** START DATA SUPPLIED **

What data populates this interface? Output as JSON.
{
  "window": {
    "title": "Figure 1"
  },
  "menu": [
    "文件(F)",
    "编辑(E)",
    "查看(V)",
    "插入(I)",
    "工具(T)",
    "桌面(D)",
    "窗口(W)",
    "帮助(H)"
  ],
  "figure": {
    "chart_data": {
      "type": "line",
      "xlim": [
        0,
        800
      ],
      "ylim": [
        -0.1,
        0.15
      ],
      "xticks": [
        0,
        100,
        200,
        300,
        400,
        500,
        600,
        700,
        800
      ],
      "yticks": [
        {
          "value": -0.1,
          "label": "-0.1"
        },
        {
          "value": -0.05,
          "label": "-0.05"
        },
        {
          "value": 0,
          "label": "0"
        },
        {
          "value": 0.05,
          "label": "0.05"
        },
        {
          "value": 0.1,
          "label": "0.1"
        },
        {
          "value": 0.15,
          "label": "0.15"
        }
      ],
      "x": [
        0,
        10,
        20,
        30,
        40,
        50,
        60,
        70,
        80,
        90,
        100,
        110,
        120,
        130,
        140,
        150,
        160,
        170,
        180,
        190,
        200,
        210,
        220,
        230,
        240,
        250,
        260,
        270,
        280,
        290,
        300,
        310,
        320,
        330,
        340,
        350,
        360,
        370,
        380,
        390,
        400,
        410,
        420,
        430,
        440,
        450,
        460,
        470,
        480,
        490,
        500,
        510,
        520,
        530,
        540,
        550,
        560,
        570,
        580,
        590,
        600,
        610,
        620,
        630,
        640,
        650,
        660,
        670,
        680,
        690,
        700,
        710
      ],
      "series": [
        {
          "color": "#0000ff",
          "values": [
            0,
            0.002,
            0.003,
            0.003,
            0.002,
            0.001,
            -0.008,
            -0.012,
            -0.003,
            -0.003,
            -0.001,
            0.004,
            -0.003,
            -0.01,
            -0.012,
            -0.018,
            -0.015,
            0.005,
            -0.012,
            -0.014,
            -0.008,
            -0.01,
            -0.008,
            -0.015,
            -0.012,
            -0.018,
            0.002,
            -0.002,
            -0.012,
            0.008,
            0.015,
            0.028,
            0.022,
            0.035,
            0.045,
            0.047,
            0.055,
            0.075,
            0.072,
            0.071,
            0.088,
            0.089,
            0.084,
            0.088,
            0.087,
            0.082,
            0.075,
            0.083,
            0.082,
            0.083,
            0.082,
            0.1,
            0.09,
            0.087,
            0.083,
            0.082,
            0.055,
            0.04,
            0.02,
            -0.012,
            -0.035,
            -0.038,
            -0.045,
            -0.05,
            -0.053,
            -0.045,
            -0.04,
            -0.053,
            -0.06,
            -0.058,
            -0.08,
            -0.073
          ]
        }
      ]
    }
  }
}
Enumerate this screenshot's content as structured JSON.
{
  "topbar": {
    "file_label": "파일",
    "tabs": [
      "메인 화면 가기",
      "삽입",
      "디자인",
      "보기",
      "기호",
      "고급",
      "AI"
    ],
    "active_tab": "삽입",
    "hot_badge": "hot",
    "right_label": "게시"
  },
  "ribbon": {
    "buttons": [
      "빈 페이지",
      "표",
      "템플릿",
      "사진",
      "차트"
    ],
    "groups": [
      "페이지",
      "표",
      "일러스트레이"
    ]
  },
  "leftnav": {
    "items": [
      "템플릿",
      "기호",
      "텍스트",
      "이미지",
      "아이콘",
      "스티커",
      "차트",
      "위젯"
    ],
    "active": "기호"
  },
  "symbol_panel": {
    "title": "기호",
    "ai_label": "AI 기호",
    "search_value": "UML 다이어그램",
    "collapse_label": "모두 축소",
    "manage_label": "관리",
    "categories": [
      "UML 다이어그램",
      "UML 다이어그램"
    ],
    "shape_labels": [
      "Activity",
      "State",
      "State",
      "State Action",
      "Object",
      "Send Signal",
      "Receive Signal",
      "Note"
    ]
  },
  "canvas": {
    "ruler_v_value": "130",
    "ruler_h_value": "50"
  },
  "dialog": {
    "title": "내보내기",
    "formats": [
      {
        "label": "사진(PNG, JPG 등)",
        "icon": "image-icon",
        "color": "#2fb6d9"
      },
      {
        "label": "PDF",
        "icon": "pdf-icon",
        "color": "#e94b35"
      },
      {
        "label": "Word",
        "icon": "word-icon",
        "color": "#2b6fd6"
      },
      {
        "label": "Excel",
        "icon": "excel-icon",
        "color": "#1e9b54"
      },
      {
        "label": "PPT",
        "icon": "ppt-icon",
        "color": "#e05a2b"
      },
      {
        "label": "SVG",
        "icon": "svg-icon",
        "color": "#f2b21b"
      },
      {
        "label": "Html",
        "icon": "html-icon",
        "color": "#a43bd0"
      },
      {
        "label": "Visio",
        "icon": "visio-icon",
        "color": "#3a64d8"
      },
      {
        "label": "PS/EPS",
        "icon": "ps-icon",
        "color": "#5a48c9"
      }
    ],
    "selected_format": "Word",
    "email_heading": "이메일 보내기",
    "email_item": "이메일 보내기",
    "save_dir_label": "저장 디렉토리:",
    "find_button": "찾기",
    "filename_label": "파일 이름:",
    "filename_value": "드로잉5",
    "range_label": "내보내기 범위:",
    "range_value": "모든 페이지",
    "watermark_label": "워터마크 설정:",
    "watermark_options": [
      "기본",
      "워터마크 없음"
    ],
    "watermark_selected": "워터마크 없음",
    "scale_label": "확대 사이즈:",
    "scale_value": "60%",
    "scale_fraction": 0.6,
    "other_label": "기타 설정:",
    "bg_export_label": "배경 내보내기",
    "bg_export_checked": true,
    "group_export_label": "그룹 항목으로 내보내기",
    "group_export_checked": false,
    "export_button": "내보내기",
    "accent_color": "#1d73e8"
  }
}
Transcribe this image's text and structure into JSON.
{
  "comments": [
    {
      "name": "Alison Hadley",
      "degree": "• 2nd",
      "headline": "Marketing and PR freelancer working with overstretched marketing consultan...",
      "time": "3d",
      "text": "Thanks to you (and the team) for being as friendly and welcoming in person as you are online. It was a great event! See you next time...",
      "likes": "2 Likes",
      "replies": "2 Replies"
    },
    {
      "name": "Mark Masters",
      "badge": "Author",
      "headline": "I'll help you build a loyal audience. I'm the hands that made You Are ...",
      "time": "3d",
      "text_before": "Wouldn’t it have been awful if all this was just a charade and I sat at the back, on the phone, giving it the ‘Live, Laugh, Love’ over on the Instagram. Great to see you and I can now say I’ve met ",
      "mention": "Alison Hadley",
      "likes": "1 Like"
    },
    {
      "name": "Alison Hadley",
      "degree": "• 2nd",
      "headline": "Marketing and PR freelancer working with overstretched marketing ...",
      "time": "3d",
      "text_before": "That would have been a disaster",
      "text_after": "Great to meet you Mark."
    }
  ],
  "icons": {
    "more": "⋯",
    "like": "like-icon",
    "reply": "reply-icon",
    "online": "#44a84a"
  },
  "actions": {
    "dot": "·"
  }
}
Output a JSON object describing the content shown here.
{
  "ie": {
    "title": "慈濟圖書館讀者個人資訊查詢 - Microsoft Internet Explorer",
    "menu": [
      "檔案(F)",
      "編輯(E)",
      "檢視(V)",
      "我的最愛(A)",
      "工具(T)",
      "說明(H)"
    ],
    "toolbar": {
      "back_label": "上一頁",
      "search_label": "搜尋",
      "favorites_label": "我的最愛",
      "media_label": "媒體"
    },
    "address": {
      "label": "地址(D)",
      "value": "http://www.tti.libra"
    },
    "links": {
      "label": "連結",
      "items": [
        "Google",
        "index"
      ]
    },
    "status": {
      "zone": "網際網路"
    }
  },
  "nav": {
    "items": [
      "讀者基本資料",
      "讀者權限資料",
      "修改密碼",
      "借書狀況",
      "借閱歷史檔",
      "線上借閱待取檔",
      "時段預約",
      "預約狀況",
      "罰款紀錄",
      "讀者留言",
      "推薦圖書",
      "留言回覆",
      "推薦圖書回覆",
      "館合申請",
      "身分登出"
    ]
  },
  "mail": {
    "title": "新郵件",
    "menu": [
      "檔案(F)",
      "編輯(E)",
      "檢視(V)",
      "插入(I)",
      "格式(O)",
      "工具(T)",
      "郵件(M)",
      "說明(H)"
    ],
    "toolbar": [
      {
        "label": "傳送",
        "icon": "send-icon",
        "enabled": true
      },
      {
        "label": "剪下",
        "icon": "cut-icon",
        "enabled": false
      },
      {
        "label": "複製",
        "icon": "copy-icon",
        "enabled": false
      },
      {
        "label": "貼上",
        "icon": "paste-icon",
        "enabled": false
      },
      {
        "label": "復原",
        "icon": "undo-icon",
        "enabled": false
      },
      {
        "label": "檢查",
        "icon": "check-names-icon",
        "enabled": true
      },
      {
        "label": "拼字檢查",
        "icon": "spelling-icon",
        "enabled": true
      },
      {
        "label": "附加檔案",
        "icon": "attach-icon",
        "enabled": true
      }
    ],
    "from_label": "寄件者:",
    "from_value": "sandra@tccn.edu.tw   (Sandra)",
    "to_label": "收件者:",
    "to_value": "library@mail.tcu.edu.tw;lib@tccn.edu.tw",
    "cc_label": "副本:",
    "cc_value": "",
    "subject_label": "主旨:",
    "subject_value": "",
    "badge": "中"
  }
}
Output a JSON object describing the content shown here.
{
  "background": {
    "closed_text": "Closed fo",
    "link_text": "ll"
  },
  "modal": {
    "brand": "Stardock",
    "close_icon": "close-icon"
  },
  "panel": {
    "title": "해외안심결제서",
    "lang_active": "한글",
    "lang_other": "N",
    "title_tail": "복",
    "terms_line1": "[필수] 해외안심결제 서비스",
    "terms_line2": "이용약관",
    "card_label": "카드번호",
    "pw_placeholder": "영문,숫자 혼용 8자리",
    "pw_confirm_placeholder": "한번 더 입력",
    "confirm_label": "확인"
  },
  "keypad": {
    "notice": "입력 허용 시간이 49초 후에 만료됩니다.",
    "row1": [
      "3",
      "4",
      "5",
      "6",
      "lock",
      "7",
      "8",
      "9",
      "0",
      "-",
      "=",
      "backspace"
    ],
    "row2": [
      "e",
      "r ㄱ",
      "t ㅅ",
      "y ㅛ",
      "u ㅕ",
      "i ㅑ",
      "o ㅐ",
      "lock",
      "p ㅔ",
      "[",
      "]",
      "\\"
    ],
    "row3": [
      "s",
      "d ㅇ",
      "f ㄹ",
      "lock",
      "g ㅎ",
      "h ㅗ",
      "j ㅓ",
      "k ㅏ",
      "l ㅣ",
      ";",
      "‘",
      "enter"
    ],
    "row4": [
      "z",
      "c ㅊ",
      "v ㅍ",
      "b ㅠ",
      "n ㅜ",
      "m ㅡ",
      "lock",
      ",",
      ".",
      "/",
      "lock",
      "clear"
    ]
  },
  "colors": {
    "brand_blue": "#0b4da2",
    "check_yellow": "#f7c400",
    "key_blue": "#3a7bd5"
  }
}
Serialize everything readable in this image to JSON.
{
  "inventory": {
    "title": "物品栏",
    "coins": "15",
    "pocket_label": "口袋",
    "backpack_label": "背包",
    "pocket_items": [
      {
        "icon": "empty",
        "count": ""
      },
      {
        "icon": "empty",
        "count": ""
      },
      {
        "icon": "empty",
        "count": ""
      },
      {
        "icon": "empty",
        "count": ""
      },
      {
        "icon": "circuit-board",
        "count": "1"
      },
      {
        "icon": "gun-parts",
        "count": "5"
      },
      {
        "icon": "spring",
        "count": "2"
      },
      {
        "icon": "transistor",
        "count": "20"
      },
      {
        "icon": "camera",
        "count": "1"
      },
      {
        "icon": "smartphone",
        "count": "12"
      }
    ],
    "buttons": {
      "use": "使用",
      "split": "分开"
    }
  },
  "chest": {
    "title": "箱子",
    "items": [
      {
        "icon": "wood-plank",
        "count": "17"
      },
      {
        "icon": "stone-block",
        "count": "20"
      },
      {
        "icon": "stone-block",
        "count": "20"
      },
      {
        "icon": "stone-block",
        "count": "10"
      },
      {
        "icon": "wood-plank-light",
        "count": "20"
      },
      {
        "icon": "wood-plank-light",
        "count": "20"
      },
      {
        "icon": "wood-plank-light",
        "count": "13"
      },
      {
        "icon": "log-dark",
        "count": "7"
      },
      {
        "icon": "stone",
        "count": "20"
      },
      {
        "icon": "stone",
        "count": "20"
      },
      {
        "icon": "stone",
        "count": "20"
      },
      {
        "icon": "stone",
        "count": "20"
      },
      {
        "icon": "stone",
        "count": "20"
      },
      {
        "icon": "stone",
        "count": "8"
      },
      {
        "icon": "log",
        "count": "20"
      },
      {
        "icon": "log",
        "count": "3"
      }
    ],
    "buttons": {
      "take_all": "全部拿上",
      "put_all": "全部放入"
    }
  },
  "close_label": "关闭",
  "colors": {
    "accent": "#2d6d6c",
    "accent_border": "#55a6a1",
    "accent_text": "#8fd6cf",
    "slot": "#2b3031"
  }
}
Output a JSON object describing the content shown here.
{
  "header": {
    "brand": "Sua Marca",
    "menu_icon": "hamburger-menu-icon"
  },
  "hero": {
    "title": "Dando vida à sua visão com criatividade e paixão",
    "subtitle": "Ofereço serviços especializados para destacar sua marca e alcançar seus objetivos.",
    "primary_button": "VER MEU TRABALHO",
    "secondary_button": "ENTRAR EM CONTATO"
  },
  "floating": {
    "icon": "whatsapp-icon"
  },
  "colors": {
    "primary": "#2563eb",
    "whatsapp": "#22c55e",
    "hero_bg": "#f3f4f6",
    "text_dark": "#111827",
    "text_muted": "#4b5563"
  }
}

** END DATA SUPPLIED **

▸ EXERCISE DESCRIPTION
Using the records above, copy each line that contains "overstretched".

▸ ANSWER TO THIS EXERCISE
      "headline": "Marketing and PR freelancer working with overstretched marketing consultan...",
      "headline": "Marketing and PR freelancer working with overstretched marketing ...",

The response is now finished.